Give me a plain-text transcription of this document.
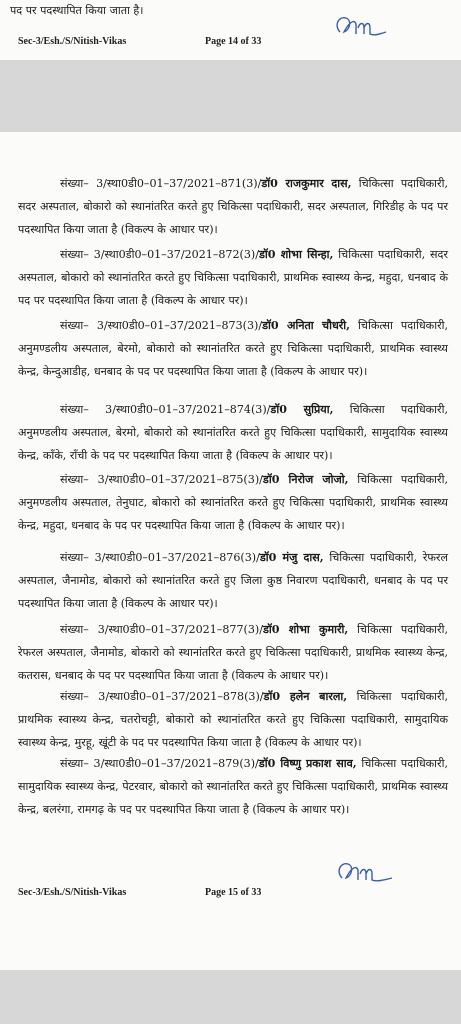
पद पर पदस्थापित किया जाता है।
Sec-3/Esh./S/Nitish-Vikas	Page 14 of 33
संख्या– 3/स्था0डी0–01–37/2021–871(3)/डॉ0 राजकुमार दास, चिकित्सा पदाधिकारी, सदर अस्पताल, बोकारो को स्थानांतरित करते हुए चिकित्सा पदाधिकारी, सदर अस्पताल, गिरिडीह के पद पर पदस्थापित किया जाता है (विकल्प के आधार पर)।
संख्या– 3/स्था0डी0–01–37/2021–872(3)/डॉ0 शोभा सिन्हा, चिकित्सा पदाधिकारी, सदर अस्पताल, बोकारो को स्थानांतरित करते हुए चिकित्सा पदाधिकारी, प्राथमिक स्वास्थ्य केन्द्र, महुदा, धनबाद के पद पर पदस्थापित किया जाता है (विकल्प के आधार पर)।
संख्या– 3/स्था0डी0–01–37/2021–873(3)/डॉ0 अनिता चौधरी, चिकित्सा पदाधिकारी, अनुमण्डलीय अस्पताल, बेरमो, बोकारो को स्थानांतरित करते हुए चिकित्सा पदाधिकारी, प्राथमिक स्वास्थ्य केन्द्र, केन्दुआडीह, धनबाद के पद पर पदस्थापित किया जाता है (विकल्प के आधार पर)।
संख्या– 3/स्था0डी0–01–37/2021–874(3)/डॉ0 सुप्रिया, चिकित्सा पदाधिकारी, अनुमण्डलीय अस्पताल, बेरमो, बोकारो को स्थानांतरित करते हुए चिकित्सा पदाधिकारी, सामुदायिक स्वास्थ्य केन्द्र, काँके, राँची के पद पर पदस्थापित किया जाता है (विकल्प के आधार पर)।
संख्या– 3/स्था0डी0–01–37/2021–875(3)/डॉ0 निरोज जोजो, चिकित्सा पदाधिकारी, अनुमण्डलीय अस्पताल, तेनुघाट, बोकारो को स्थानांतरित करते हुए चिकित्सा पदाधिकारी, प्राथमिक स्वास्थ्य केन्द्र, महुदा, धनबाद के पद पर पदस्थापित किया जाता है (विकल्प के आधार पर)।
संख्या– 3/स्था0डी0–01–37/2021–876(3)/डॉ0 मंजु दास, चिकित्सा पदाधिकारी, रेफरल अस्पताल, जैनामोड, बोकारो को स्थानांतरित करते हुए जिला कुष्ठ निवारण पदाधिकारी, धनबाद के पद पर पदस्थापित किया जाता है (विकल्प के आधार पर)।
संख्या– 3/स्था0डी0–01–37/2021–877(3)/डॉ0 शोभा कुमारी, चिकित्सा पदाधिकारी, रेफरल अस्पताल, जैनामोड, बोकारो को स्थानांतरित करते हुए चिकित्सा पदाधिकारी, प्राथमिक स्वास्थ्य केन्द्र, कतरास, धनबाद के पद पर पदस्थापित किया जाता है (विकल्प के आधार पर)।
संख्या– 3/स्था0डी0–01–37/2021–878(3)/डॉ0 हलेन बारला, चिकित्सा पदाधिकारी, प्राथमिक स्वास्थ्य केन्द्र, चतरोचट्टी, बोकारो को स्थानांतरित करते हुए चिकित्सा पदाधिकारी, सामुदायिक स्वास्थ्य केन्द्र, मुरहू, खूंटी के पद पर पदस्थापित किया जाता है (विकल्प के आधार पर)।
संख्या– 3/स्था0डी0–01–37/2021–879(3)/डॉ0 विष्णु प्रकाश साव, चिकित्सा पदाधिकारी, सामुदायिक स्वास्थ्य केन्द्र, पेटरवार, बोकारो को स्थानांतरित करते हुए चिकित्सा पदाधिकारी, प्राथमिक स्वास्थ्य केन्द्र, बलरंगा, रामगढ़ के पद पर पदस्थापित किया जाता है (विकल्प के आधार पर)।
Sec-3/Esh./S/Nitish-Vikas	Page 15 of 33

§ AIM
Copy the data exactly. Any picture it contains is to be omitted.

§ EXERCISE SOLUTION
Give me a plain-text transcription of this document.
पद पर पदस्थापित किया जाता है।
Sec-3/Esh./S/Nitish-Vikas	Page 14 of 33
संख्या– 3/स्था0डी0–01–37/2021–871(3)/डॉ0 राजकुमार दास, चिकित्सा पदाधिकारी, सदर अस्पताल, बोकारो को स्थानांतरित करते हुए चिकित्सा पदाधिकारी, सदर अस्पताल, गिरिडीह के पद पर पदस्थापित किया जाता है (विकल्प के आधार पर)।
संख्या– 3/स्था0डी0–01–37/2021–872(3)/डॉ0 शोभा सिन्हा, चिकित्सा पदाधिकारी, सदर अस्पताल, बोकारो को स्थानांतरित करते हुए चिकित्सा पदाधिकारी, प्राथमिक स्वास्थ्य केन्द्र, महुदा, धनबाद के पद पर पदस्थापित किया जाता है (विकल्प के आधार पर)।
संख्या– 3/स्था0डी0–01–37/2021–873(3)/डॉ0 अनिता चौधरी, चिकित्सा पदाधिकारी, अनुमण्डलीय अस्पताल, बेरमो, बोकारो को स्थानांतरित करते हुए चिकित्सा पदाधिकारी, प्राथमिक स्वास्थ्य केन्द्र, केन्दुआडीह, धनबाद के पद पर पदस्थापित किया जाता है (विकल्प के आधार पर)।
संख्या– 3/स्था0डी0–01–37/2021–874(3)/डॉ0 सुप्रिया, चिकित्सा पदाधिकारी, अनुमण्डलीय अस्पताल, बेरमो, बोकारो को स्थानांतरित करते हुए चिकित्सा पदाधिकारी, सामुदायिक स्वास्थ्य केन्द्र, काँके, राँची के पद पर पदस्थापित किया जाता है (विकल्प के आधार पर)।
संख्या– 3/स्था0डी0–01–37/2021–875(3)/डॉ0 निरोज जोजो, चिकित्सा पदाधिकारी, अनुमण्डलीय अस्पताल, तेनुघाट, बोकारो को स्थानांतरित करते हुए चिकित्सा पदाधिकारी, प्राथमिक स्वास्थ्य केन्द्र, महुदा, धनबाद के पद पर पदस्थापित किया जाता है (विकल्प के आधार पर)।
संख्या– 3/स्था0डी0–01–37/2021–876(3)/डॉ0 मंजु दास, चिकित्सा पदाधिकारी, रेफरल अस्पताल, जैनामोड, बोकारो को स्थानांतरित करते हुए जिला कुष्ठ निवारण पदाधिकारी, धनबाद के पद पर पदस्थापित किया जाता है (विकल्प के आधार पर)।
संख्या– 3/स्था0डी0–01–37/2021–877(3)/डॉ0 शोभा कुमारी, चिकित्सा पदाधिकारी, रेफरल अस्पताल, जैनामोड, बोकारो को स्थानांतरित करते हुए चिकित्सा पदाधिकारी, प्राथमिक स्वास्थ्य केन्द्र, कतरास, धनबाद के पद पर पदस्थापित किया जाता है (विकल्प के आधार पर)।
संख्या– 3/स्था0डी0–01–37/2021–878(3)/डॉ0 हलेन बारला, चिकित्सा पदाधिकारी, प्राथमिक स्वास्थ्य केन्द्र, चतरोचट्टी, बोकारो को स्थानांतरित करते हुए चिकित्सा पदाधिकारी, सामुदायिक स्वास्थ्य केन्द्र, मुरहू, खूंटी के पद पर पदस्थापित किया जाता है (विकल्प के आधार पर)।
संख्या– 3/स्था0डी0–01–37/2021–879(3)/डॉ0 विष्णु प्रकाश साव, चिकित्सा पदाधिकारी, सामुदायिक स्वास्थ्य केन्द्र, पेटरवार, बोकारो को स्थानांतरित करते हुए चिकित्सा पदाधिकारी, प्राथमिक स्वास्थ्य केन्द्र, बलरंगा, रामगढ़ के पद पर पदस्थापित किया जाता है (विकल्प के आधार पर)।
Sec-3/Esh./S/Nitish-Vikas	Page 15 of 33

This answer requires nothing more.